[WHAT TO PRODUCE]
Every entry must be copied word for word.

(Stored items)
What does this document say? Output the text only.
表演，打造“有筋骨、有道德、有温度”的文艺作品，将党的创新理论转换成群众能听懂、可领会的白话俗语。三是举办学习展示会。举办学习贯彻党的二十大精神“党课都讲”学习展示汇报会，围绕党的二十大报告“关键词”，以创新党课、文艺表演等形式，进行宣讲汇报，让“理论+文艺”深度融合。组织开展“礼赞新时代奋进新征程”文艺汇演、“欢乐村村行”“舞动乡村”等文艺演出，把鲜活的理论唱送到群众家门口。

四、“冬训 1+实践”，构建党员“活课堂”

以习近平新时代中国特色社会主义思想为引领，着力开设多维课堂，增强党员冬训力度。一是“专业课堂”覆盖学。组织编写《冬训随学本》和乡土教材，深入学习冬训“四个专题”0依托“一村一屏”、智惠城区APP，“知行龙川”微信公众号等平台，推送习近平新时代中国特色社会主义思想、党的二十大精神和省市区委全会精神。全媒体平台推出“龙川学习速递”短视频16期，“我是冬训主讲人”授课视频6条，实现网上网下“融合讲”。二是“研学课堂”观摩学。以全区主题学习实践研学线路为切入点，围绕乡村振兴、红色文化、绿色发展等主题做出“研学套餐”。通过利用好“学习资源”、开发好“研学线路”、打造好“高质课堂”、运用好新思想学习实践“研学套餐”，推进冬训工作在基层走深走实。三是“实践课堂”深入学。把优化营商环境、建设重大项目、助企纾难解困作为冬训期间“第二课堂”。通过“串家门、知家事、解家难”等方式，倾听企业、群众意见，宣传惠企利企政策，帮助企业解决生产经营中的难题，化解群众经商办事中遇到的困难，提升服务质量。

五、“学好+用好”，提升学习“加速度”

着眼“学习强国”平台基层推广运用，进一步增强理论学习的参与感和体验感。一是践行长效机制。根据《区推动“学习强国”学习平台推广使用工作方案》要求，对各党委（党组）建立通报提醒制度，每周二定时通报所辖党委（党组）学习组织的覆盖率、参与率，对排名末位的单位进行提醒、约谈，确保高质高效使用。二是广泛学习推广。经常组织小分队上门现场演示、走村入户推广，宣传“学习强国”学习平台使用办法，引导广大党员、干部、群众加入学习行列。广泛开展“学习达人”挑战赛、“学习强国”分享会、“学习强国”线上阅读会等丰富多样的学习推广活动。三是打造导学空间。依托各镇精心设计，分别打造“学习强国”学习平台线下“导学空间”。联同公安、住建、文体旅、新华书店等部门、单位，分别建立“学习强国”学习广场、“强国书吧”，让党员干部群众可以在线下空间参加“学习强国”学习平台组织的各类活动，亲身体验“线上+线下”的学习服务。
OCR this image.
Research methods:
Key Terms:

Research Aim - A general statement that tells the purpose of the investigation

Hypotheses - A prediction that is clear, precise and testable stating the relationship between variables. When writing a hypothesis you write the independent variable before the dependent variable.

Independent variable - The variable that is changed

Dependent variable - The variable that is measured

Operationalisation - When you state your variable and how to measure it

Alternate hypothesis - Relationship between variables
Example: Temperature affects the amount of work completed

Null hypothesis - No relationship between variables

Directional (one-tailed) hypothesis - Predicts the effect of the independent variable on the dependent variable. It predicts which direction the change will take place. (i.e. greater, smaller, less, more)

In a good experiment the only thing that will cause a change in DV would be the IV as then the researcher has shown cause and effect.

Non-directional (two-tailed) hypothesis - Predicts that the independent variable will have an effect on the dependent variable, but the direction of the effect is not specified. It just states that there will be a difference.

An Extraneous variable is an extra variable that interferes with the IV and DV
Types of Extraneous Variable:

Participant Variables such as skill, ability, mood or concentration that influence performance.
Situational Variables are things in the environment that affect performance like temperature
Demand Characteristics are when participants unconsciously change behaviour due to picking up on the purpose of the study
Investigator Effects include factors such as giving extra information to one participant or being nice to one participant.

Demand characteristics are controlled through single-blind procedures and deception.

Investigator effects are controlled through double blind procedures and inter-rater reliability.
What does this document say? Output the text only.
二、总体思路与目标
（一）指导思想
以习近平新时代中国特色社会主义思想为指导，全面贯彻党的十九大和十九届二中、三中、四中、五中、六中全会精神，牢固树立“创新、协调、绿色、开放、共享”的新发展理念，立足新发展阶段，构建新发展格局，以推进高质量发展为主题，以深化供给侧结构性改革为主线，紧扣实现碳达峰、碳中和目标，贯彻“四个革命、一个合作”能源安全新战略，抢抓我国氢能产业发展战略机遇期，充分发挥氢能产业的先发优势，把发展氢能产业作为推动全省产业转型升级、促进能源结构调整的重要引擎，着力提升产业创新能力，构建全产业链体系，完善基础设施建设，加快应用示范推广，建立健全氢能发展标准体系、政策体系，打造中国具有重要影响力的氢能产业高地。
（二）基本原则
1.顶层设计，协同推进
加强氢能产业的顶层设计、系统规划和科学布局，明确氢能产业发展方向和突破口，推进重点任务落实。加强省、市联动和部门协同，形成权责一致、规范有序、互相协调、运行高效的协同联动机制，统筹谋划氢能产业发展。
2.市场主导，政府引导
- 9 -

[FULL ANSWER]
What does this document say? Output the text only.
表演，打造“有筋骨、有道德、有温度”的文艺作品，将党的创新理论转换成群众能听懂、可领会的白话俗语。三是举办学习展示会。举办学习贯彻党的二十大精神“党课都讲”学习展示汇报会，围绕党的二十大报告“关键词”，以创新党课、文艺表演等形式，进行宣讲汇报，让“理论+文艺”深度融合。组织开展“礼赞新时代奋进新征程”文艺汇演、“欢乐村村行”“舞动乡村”等文艺演出，把鲜活的理论唱送到群众家门口。

四、“冬训 1+实践”，构建党员“活课堂”

以习近平新时代中国特色社会主义思想为引领，着力开设多维课堂，增强党员冬训力度。一是“专业课堂”覆盖学。组织编写《冬训随学本》和乡土教材，深入学习冬训“四个专题”0依托“一村一屏”、智惠城区APP，“知行龙川”微信公众号等平台，推送习近平新时代中国特色社会主义思想、党的二十大精神和省市区委全会精神。全媒体平台推出“龙川学习速递”短视频16期，“我是冬训主讲人”授课视频6条，实现网上网下“融合讲”。二是“研学课堂”观摩学。以全区主题学习实践研学线路为切入点，围绕乡村振兴、红色文化、绿色发展等主题做出“研学套餐”。通过利用好“学习资源”、开发好“研学线路”、打造好“高质课堂”、运用好新思想学习实践“研学套餐”，推进冬训工作在基层走深走实。三是“实践课堂”深入学。把优化营商环境、建设重大项目、助企纾难解困作为冬训期间“第二课堂”。通过“串家门、知家事、解家难”等方式，倾听企业、群众意见，宣传惠企利企政策，帮助企业解决生产经营中的难题，化解群众经商办事中遇到的困难，提升服务质量。

五、“学好+用好”，提升学习“加速度”

着眼“学习强国”平台基层推广运用，进一步增强理论学习的参与感和体验感。一是践行长效机制。根据《区推动“学习强国”学习平台推广使用工作方案》要求，对各党委（党组）建立通报提醒制度，每周二定时通报所辖党委（党组）学习组织的覆盖率、参与率，对排名末位的单位进行提醒、约谈，确保高质高效使用。二是广泛学习推广。经常组织小分队上门现场演示、走村入户推广，宣传“学习强国”学习平台使用办法，引导广大党员、干部、群众加入学习行列。广泛开展“学习达人”挑战赛、“学习强国”分享会、“学习强国”线上阅读会等丰富多样的学习推广活动。三是打造导学空间。依托各镇精心设计，分别打造“学习强国”学习平台线下“导学空间”。联同公安、住建、文体旅、新华书店等部门、单位，分别建立“学习强国”学习广场、“强国书吧”，让党员干部群众可以在线下空间参加“学习强国”学习平台组织的各类活动，亲身体验“线上+线下”的学习服务。
OCR this image.
Research methods:
Key Terms:

Research Aim - A general statement that tells the purpose of the investigation

Hypotheses - A prediction that is clear, precise and testable stating the relationship between variables. When writing a hypothesis you write the independent variable before the dependent variable.

Independent variable - The variable that is changed

Dependent variable - The variable that is measured

Operationalisation - When you state your variable and how to measure it

Alternate hypothesis - Relationship between variables
Example: Temperature affects the amount of work completed

Null hypothesis - No relationship between variables

Directional (one-tailed) hypothesis - Predicts the effect of the independent variable on the dependent variable. It predicts which direction the change will take place. (i.e. greater, smaller, less, more)

In a good experiment the only thing that will cause a change in DV would be the IV as then the researcher has shown cause and effect.

Non-directional (two-tailed) hypothesis - Predicts that the independent variable will have an effect on the dependent variable, but the direction of the effect is not specified. It just states that there will be a difference.

An Extraneous variable is an extra variable that interferes with the IV and DV
Types of Extraneous Variable:

Participant Variables such as skill, ability, mood or concentration that influence performance.
Situational Variables are things in the environment that affect performance like temperature
Demand Characteristics are when participants unconsciously change behaviour due to picking up on the purpose of the study
Investigator Effects include factors such as giving extra information to one participant or being nice to one participant.

Demand characteristics are controlled through single-blind procedures and deception.

Investigator effects are controlled through double blind procedures and inter-rater reliability.
What does this document say? Output the text only.
二、总体思路与目标
（一）指导思想
以习近平新时代中国特色社会主义思想为指导，全面贯彻党的十九大和十九届二中、三中、四中、五中、六中全会精神，牢固树立“创新、协调、绿色、开放、共享”的新发展理念，立足新发展阶段，构建新发展格局，以推进高质量发展为主题，以深化供给侧结构性改革为主线，紧扣实现碳达峰、碳中和目标，贯彻“四个革命、一个合作”能源安全新战略，抢抓我国氢能产业发展战略机遇期，充分发挥氢能产业的先发优势，把发展氢能产业作为推动全省产业转型升级、促进能源结构调整的重要引擎，着力提升产业创新能力，构建全产业链体系，完善基础设施建设，加快应用示范推广，建立健全氢能发展标准体系、政策体系，打造中国具有重要影响力的氢能产业高地。
（二）基本原则
1.顶层设计，协同推进
加强氢能产业的顶层设计、系统规划和科学布局，明确氢能产业发展方向和突破口，推进重点任务落实。加强省、市联动和部门协同，形成权责一致、规范有序、互相协调、运行高效的协同联动机制，统筹谋划氢能产业发展。
2.市场主导，政府引导
- 9 -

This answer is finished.